Extracted data entries:
* Start *
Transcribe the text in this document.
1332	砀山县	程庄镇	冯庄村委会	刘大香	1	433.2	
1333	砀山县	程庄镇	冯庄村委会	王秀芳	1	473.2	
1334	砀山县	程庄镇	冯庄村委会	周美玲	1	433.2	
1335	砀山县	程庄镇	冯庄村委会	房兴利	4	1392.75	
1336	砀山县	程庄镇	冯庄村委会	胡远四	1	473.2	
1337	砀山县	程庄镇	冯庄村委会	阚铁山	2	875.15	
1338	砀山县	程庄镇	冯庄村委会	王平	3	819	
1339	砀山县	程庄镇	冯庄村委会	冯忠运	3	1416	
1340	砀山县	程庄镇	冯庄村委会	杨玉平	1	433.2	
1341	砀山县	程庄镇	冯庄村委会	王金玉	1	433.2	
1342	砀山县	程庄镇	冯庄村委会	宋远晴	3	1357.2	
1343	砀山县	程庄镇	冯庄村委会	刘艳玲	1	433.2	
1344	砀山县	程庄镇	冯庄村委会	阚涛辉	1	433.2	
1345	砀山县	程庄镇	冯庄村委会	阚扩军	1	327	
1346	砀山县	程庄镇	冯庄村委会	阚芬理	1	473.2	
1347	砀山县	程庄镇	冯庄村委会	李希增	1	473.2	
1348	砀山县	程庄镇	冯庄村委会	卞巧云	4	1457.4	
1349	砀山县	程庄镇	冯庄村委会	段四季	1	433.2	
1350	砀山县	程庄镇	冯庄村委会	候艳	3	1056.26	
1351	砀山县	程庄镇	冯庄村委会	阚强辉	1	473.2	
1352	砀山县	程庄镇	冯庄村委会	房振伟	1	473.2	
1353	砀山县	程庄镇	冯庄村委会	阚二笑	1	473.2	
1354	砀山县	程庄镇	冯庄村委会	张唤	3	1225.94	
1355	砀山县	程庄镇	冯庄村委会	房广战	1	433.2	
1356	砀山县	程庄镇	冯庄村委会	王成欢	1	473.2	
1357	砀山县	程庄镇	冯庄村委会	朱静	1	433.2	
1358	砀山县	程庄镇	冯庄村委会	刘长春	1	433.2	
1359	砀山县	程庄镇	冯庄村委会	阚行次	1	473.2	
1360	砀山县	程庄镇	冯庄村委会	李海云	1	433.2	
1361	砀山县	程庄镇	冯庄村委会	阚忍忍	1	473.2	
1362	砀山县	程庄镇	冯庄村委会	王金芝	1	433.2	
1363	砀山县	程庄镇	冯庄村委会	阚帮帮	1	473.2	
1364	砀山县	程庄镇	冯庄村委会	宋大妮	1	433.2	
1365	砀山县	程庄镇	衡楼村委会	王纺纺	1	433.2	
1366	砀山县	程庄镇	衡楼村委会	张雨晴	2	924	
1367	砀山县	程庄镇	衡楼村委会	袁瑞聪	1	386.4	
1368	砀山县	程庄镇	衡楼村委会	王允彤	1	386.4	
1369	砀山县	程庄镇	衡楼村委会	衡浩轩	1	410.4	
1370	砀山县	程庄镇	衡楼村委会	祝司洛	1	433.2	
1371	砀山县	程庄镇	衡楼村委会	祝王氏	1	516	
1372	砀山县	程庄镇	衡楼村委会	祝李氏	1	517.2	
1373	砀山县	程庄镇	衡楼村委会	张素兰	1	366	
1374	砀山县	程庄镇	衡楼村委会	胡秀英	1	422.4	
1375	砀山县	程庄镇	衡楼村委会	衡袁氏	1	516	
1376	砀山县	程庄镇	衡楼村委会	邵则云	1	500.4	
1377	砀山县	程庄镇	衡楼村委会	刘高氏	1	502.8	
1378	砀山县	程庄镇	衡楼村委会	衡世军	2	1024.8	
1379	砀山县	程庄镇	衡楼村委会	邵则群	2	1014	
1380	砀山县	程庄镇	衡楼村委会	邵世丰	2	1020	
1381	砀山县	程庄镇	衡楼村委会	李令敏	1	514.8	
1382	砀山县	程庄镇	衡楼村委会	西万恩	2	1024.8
* End *
- _To be done_
Give the material above again, word for word.

- _Output for this exercise_
Transcribe the text in this document.
1332	砀山县	程庄镇	冯庄村委会	刘大香	1	433.2	
1333	砀山县	程庄镇	冯庄村委会	王秀芳	1	473.2	
1334	砀山县	程庄镇	冯庄村委会	周美玲	1	433.2	
1335	砀山县	程庄镇	冯庄村委会	房兴利	4	1392.75	
1336	砀山县	程庄镇	冯庄村委会	胡远四	1	473.2	
1337	砀山县	程庄镇	冯庄村委会	阚铁山	2	875.15	
1338	砀山县	程庄镇	冯庄村委会	王平	3	819	
1339	砀山县	程庄镇	冯庄村委会	冯忠运	3	1416	
1340	砀山县	程庄镇	冯庄村委会	杨玉平	1	433.2	
1341	砀山县	程庄镇	冯庄村委会	王金玉	1	433.2	
1342	砀山县	程庄镇	冯庄村委会	宋远晴	3	1357.2	
1343	砀山县	程庄镇	冯庄村委会	刘艳玲	1	433.2	
1344	砀山县	程庄镇	冯庄村委会	阚涛辉	1	433.2	
1345	砀山县	程庄镇	冯庄村委会	阚扩军	1	327	
1346	砀山县	程庄镇	冯庄村委会	阚芬理	1	473.2	
1347	砀山县	程庄镇	冯庄村委会	李希增	1	473.2	
1348	砀山县	程庄镇	冯庄村委会	卞巧云	4	1457.4	
1349	砀山县	程庄镇	冯庄村委会	段四季	1	433.2	
1350	砀山县	程庄镇	冯庄村委会	候艳	3	1056.26	
1351	砀山县	程庄镇	冯庄村委会	阚强辉	1	473.2	
1352	砀山县	程庄镇	冯庄村委会	房振伟	1	473.2	
1353	砀山县	程庄镇	冯庄村委会	阚二笑	1	473.2	
1354	砀山县	程庄镇	冯庄村委会	张唤	3	1225.94	
1355	砀山县	程庄镇	冯庄村委会	房广战	1	433.2	
1356	砀山县	程庄镇	冯庄村委会	王成欢	1	473.2	
1357	砀山县	程庄镇	冯庄村委会	朱静	1	433.2	
1358	砀山县	程庄镇	冯庄村委会	刘长春	1	433.2	
1359	砀山县	程庄镇	冯庄村委会	阚行次	1	473.2	
1360	砀山县	程庄镇	冯庄村委会	李海云	1	433.2	
1361	砀山县	程庄镇	冯庄村委会	阚忍忍	1	473.2	
1362	砀山县	程庄镇	冯庄村委会	王金芝	1	433.2	
1363	砀山县	程庄镇	冯庄村委会	阚帮帮	1	473.2	
1364	砀山县	程庄镇	冯庄村委会	宋大妮	1	433.2	
1365	砀山县	程庄镇	衡楼村委会	王纺纺	1	433.2	
1366	砀山县	程庄镇	衡楼村委会	张雨晴	2	924	
1367	砀山县	程庄镇	衡楼村委会	袁瑞聪	1	386.4	
1368	砀山县	程庄镇	衡楼村委会	王允彤	1	386.4	
1369	砀山县	程庄镇	衡楼村委会	衡浩轩	1	410.4	
1370	砀山县	程庄镇	衡楼村委会	祝司洛	1	433.2	
1371	砀山县	程庄镇	衡楼村委会	祝王氏	1	516	
1372	砀山县	程庄镇	衡楼村委会	祝李氏	1	517.2	
1373	砀山县	程庄镇	衡楼村委会	张素兰	1	366	
1374	砀山县	程庄镇	衡楼村委会	胡秀英	1	422.4	
1375	砀山县	程庄镇	衡楼村委会	衡袁氏	1	516	
1376	砀山县	程庄镇	衡楼村委会	邵则云	1	500.4	
1377	砀山县	程庄镇	衡楼村委会	刘高氏	1	502.8	
1378	砀山县	程庄镇	衡楼村委会	衡世军	2	1024.8	
1379	砀山县	程庄镇	衡楼村委会	邵则群	2	1014	
1380	砀山县	程庄镇	衡楼村委会	邵世丰	2	1020	
1381	砀山县	程庄镇	衡楼村委会	李令敏	1	514.8	
1382	砀山县	程庄镇	衡楼村委会	西万恩	2	1024.8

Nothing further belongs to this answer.